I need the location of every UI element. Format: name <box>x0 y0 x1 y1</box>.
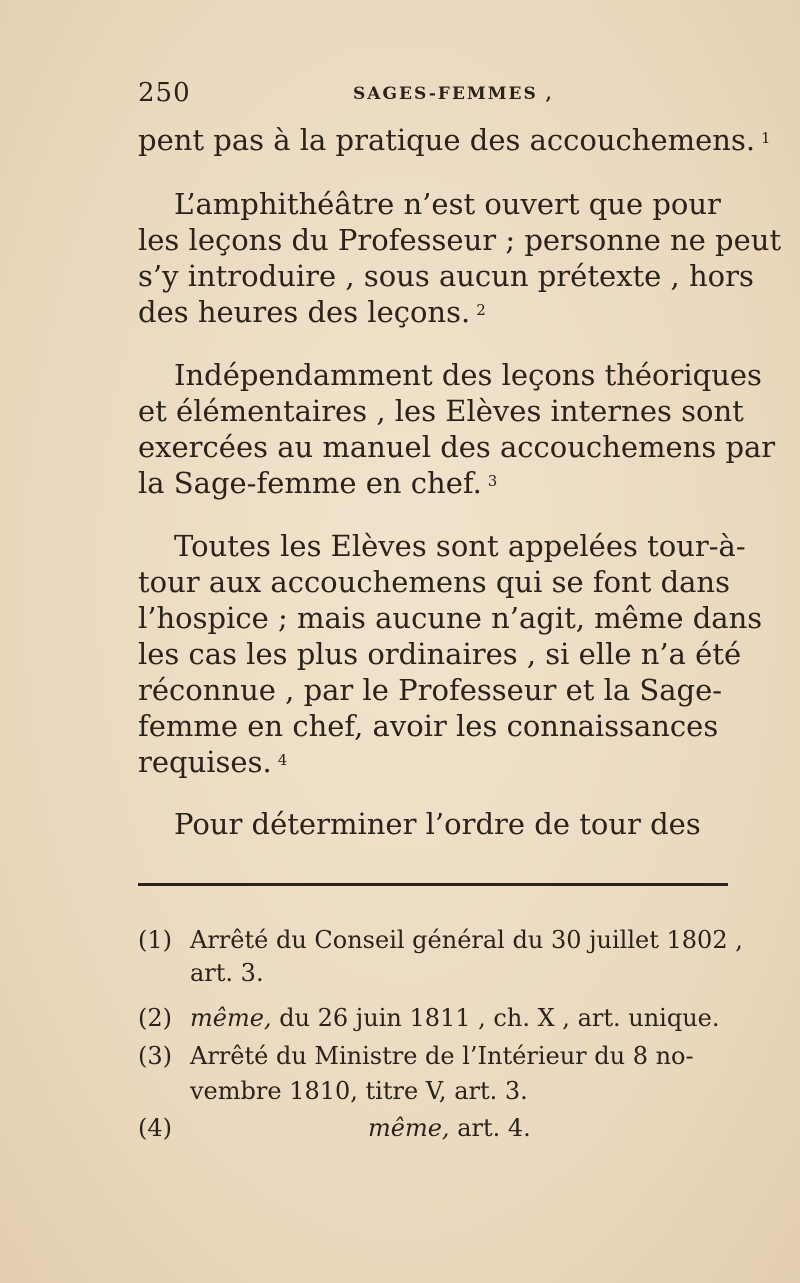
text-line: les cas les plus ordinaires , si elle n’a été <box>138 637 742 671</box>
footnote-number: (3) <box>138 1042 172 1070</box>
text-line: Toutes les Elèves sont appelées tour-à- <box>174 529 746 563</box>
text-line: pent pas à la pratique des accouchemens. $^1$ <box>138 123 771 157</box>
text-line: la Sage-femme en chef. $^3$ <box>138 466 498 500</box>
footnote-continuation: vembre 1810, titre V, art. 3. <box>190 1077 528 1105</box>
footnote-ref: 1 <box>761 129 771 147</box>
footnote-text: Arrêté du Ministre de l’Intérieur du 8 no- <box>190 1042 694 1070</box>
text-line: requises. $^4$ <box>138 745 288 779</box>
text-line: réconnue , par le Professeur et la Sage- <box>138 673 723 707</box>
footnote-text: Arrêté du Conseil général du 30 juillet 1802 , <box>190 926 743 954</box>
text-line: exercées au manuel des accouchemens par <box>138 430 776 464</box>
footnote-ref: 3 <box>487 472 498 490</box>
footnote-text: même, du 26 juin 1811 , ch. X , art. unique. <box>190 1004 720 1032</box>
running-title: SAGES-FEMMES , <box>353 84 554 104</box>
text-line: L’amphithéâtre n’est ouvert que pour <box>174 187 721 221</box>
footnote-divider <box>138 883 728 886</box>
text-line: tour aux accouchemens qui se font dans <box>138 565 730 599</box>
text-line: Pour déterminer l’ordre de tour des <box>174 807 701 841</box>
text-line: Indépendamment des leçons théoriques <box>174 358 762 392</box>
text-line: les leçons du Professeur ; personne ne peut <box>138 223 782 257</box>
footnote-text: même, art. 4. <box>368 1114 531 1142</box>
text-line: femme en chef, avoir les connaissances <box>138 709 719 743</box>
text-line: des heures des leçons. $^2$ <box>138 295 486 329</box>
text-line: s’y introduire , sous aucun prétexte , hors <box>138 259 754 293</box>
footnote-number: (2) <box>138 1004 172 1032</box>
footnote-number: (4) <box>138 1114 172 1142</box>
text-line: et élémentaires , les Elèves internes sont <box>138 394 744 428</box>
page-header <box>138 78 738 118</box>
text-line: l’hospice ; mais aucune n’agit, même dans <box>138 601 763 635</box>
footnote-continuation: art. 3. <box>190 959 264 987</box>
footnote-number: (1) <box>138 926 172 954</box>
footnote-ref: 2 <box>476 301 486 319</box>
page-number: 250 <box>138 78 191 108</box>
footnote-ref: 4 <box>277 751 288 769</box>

************

Instructions to follow - Present every line of the records above as a Markdown table with the columns No. and Line, numbering each row and skipping blank lines. Leave the pictures out.

The solution -
| No. | Line |
|---|---|
| 1 | I need the location of every UI element. Format: name <box>x0 y0 x1 y1</box>. |
| 2 | text-line: les cas les plus ordinaires , si elle n’a été <box>138 637 742 671</box> |
| 3 | footnote-number: (3) <box>138 1042 172 1070</box> |
| 4 | text-line: Toutes les Elèves sont appelées tour-à- <box>174 529 746 563</box> |
| 5 | text-line: pent pas à la pratique des accouchemens. $^1$ <box>138 123 771 157</box> |
| 6 | text-line: la Sage-femme en chef. $^3$ <box>138 466 498 500</box> |
| 7 | footnote-continuation: vembre 1810, titre V, art. 3. <box>190 1077 528 1105</box> |
| 8 | footnote-ref: 1 <box>761 129 771 147</box> |
| 9 | footnote-text: Arrêté du Ministre de l’Intérieur du 8 no- <box>190 1042 694 1070</box> |
| 10 | text-line: requises. $^4$ <box>138 745 288 779</box> |
| 11 | text-line: réconnue , par le Professeur et la Sage- <box>138 673 723 707</box> |
| 12 | footnote-text: Arrêté du Conseil général du 30 juillet 1802 , <box>190 926 743 954</box> |
| 13 | text-line: exercées au manuel des accouchemens par <box>138 430 776 464</box> |
| 14 | footnote-ref: 3 <box>487 472 498 490</box> |
| 15 | footnote-text: même, du 26 juin 1811 , ch. X , art. unique. <box>190 1004 720 1032</box> |
| 16 | running-title: SAGES-FEMMES , <box>353 84 554 104</box> |
| 17 | text-line: L’amphithéâtre n’est ouvert que pour <box>174 187 721 221</box> |
| 18 | footnote-divider <box>138 883 728 886</box> |
| 19 | text-line: tour aux accouchemens qui se font dans <box>138 565 730 599</box> |
| 20 | text-line: Pour déterminer l’ordre de tour des <box>174 807 701 841</box> |
| 21 | text-line: Indépendamment des leçons théoriques <box>174 358 762 392</box> |
| 22 | text-line: les leçons du Professeur ; personne ne peut <box>138 223 782 257</box> |
| 23 | footnote-text: même, art. 4. <box>368 1114 531 1142</box> |
| 24 | text-line: femme en chef, avoir les connaissances <box>138 709 719 743</box> |
| 25 | text-line: des heures des leçons. $^2$ <box>138 295 486 329</box> |
| 26 | text-line: s’y introduire , sous aucun prétexte , hors <box>138 259 754 293</box> |
| 27 | footnote-number: (2) <box>138 1004 172 1032</box> |
| 28 | footnote-number: (4) <box>138 1114 172 1142</box> |
| 29 | text-line: et élémentaires , les Elèves internes sont <box>138 394 744 428</box> |
| 30 | page-header <box>138 78 738 118</box> |
| 31 | text-line: l’hospice ; mais aucune n’agit, même dans <box>138 601 763 635</box> |
| 32 | footnote-continuation: art. 3. <box>190 959 264 987</box> |
| 33 | footnote-number: (1) <box>138 926 172 954</box> |
| 34 | footnote-ref: 2 <box>476 301 486 319</box> |
| 35 | page-number: 250 <box>138 78 191 108</box> |
| 36 | footnote-ref: 4 <box>277 751 288 769</box> |